[Records from a dataset]
** BEGIN **

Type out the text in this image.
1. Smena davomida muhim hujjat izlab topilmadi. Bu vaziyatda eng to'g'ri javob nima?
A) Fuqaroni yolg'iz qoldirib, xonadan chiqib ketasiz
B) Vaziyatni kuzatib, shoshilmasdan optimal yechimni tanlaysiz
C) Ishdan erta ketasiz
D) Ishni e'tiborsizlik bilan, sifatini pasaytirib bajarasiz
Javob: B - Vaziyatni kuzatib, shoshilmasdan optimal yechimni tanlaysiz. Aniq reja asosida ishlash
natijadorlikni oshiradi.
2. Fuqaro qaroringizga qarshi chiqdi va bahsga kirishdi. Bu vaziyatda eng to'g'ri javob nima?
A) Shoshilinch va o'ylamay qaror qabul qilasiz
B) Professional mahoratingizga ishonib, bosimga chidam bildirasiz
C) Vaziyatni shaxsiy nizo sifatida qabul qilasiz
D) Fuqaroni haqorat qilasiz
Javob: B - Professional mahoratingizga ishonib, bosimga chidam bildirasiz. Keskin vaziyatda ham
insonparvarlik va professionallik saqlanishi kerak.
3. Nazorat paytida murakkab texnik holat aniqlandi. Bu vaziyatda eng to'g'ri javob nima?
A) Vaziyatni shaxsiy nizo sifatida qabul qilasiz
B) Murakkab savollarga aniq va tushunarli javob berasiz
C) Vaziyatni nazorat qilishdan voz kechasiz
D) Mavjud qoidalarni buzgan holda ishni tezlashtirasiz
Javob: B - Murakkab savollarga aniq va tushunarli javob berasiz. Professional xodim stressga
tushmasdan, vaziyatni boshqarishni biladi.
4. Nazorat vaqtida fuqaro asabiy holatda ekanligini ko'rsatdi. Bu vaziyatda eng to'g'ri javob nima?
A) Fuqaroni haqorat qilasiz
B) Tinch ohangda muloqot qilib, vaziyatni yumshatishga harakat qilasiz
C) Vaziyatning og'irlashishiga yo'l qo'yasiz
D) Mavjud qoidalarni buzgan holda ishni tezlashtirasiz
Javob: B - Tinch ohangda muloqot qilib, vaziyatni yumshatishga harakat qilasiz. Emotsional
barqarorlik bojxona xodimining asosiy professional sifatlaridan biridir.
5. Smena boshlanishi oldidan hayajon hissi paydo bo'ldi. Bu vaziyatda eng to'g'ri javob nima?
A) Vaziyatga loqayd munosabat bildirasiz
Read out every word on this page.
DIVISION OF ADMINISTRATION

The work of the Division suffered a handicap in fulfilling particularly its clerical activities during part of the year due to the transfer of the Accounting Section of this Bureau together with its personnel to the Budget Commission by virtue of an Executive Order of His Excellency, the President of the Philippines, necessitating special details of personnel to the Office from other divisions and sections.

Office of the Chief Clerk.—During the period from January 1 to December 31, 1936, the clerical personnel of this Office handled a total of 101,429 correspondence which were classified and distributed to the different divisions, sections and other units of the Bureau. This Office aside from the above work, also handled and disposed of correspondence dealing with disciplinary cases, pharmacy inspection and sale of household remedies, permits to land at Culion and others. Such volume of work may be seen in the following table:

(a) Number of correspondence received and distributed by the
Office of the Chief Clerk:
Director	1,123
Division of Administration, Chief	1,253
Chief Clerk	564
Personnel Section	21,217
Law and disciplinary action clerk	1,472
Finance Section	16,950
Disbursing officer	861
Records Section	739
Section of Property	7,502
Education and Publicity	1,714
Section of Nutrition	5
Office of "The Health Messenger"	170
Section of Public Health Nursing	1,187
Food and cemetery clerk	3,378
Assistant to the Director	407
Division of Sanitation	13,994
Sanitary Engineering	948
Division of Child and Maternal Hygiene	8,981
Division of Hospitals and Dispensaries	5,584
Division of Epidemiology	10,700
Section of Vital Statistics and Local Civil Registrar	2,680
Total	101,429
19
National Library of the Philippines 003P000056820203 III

** END **

## WRITTEN REQUEST
Retype the material in full, character for character.

## RESULT OF THIS EXERCISE
Type out the text in this image.
1. Smena davomida muhim hujjat izlab topilmadi. Bu vaziyatda eng to'g'ri javob nima?
A) Fuqaroni yolg'iz qoldirib, xonadan chiqib ketasiz
B) Vaziyatni kuzatib, shoshilmasdan optimal yechimni tanlaysiz
C) Ishdan erta ketasiz
D) Ishni e'tiborsizlik bilan, sifatini pasaytirib bajarasiz
Javob: B - Vaziyatni kuzatib, shoshilmasdan optimal yechimni tanlaysiz. Aniq reja asosida ishlash
natijadorlikni oshiradi.
2. Fuqaro qaroringizga qarshi chiqdi va bahsga kirishdi. Bu vaziyatda eng to'g'ri javob nima?
A) Shoshilinch va o'ylamay qaror qabul qilasiz
B) Professional mahoratingizga ishonib, bosimga chidam bildirasiz
C) Vaziyatni shaxsiy nizo sifatida qabul qilasiz
D) Fuqaroni haqorat qilasiz
Javob: B - Professional mahoratingizga ishonib, bosimga chidam bildirasiz. Keskin vaziyatda ham
insonparvarlik va professionallik saqlanishi kerak.
3. Nazorat paytida murakkab texnik holat aniqlandi. Bu vaziyatda eng to'g'ri javob nima?
A) Vaziyatni shaxsiy nizo sifatida qabul qilasiz
B) Murakkab savollarga aniq va tushunarli javob berasiz
C) Vaziyatni nazorat qilishdan voz kechasiz
D) Mavjud qoidalarni buzgan holda ishni tezlashtirasiz
Javob: B - Murakkab savollarga aniq va tushunarli javob berasiz. Professional xodim stressga
tushmasdan, vaziyatni boshqarishni biladi.
4. Nazorat vaqtida fuqaro asabiy holatda ekanligini ko'rsatdi. Bu vaziyatda eng to'g'ri javob nima?
A) Fuqaroni haqorat qilasiz
B) Tinch ohangda muloqot qilib, vaziyatni yumshatishga harakat qilasiz
C) Vaziyatning og'irlashishiga yo'l qo'yasiz
D) Mavjud qoidalarni buzgan holda ishni tezlashtirasiz
Javob: B - Tinch ohangda muloqot qilib, vaziyatni yumshatishga harakat qilasiz. Emotsional
barqarorlik bojxona xodimining asosiy professional sifatlaridan biridir.
5. Smena boshlanishi oldidan hayajon hissi paydo bo'ldi. Bu vaziyatda eng to'g'ri javob nima?
A) Vaziyatga loqayd munosabat bildirasiz
Read out every word on this page.
DIVISION OF ADMINISTRATION

The work of the Division suffered a handicap in fulfilling particularly its clerical activities during part of the year due to the transfer of the Accounting Section of this Bureau together with its personnel to the Budget Commission by virtue of an Executive Order of His Excellency, the President of the Philippines, necessitating special details of personnel to the Office from other divisions and sections.

Office of the Chief Clerk.—During the period from January 1 to December 31, 1936, the clerical personnel of this Office handled a total of 101,429 correspondence which were classified and distributed to the different divisions, sections and other units of the Bureau. This Office aside from the above work, also handled and disposed of correspondence dealing with disciplinary cases, pharmacy inspection and sale of household remedies, permits to land at Culion and others. Such volume of work may be seen in the following table:

(a) Number of correspondence received and distributed by the
Office of the Chief Clerk:
Director	1,123
Division of Administration, Chief	1,253
Chief Clerk	564
Personnel Section	21,217
Law and disciplinary action clerk	1,472
Finance Section	16,950
Disbursing officer	861
Records Section	739
Section of Property	7,502
Education and Publicity	1,714
Section of Nutrition	5
Office of "The Health Messenger"	170
Section of Public Health Nursing	1,187
Food and cemetery clerk	3,378
Assistant to the Director	407
Division of Sanitation	13,994
Sanitary Engineering	948
Division of Child and Maternal Hygiene	8,981
Division of Hospitals and Dispensaries	5,584
Division of Epidemiology	10,700
Section of Vital Statistics and Local Civil Registrar	2,680
Total	101,429
19
National Library of the Philippines 003P000056820203 III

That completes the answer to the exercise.